● **To be done**
Return the number of lines holding "universal", with nothing added.
◇ ◇ ◇ ◇
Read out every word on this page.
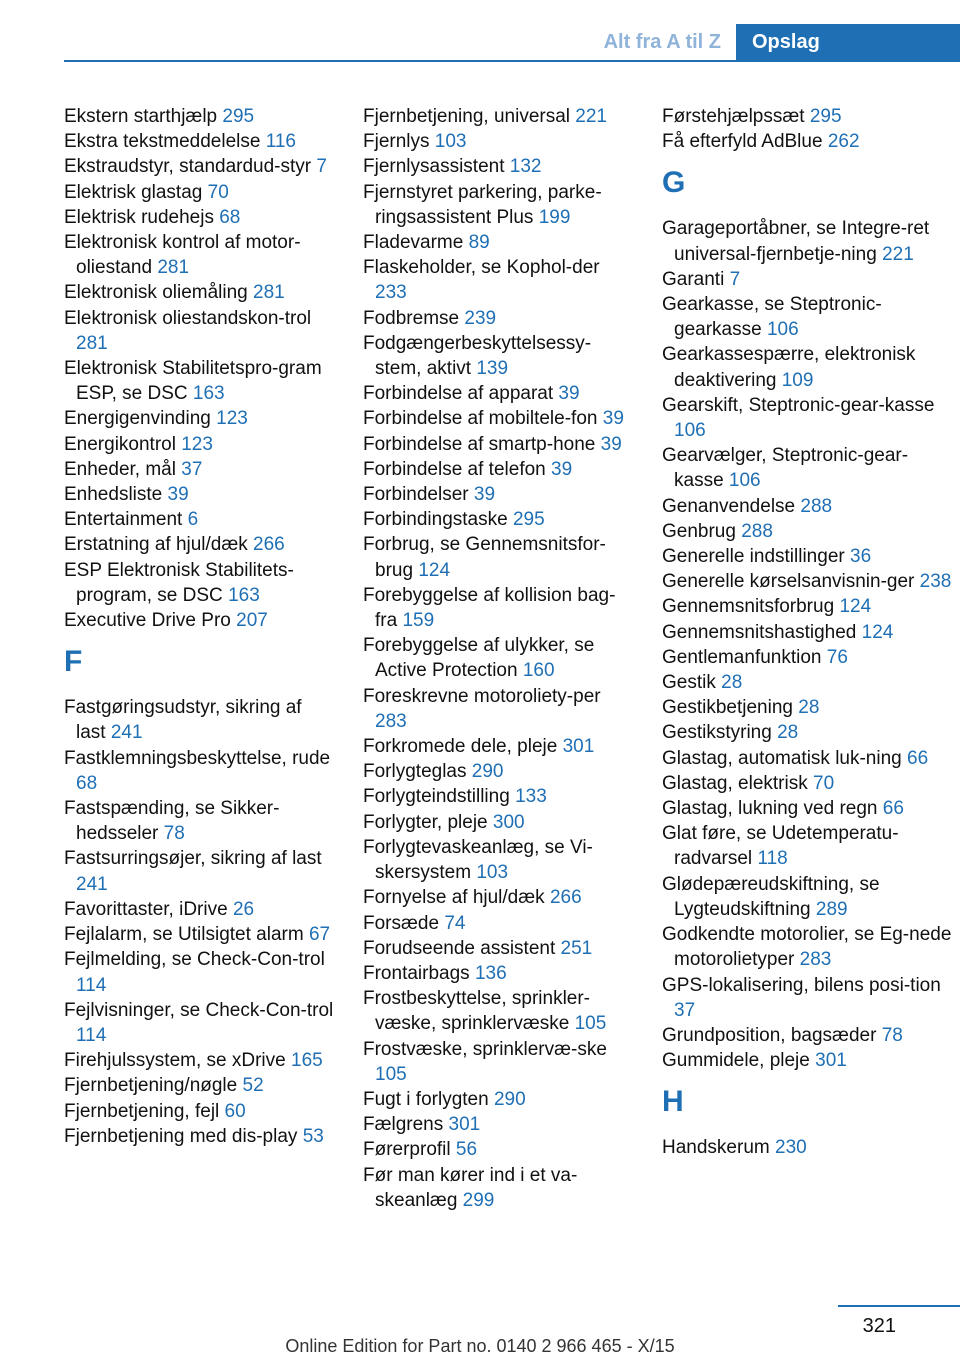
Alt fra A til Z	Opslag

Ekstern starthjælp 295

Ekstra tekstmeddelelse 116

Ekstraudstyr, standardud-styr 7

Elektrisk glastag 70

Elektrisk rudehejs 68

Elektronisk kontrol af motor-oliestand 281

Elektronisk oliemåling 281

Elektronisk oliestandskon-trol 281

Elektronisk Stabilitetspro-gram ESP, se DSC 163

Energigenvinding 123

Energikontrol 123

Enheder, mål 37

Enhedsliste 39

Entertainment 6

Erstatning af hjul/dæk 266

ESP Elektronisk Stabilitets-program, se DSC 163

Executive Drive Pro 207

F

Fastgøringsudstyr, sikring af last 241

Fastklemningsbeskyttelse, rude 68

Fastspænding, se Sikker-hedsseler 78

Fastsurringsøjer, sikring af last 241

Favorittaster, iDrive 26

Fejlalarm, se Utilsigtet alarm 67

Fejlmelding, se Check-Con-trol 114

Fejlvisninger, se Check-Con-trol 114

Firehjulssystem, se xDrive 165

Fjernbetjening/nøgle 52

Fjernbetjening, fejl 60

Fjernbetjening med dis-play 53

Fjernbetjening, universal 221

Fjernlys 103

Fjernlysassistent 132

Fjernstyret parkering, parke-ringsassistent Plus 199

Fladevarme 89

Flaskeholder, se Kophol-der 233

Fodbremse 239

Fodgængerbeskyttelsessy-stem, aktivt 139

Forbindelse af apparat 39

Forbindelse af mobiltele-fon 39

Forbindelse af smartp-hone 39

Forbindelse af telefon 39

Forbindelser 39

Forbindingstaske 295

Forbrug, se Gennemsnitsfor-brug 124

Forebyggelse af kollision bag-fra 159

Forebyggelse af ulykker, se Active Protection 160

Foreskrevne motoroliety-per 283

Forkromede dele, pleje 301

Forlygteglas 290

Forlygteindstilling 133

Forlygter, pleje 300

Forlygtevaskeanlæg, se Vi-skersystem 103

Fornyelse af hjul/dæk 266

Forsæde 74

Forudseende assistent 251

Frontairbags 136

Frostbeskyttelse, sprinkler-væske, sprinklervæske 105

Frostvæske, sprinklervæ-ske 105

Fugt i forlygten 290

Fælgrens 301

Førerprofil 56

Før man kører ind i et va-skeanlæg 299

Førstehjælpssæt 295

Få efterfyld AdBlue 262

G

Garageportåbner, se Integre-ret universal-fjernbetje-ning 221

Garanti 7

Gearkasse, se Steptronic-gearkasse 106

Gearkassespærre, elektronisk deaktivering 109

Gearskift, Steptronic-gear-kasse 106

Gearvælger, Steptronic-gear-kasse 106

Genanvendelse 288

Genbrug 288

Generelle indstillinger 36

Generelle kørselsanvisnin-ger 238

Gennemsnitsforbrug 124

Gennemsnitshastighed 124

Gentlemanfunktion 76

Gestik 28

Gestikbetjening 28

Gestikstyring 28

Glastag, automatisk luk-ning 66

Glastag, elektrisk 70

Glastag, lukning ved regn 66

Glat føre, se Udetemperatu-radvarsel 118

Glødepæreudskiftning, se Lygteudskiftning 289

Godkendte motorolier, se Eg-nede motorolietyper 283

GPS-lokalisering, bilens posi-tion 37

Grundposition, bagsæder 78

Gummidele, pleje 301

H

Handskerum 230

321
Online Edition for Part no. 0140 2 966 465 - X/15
◇ ◇ ◇ ◇
● **Right answer**
2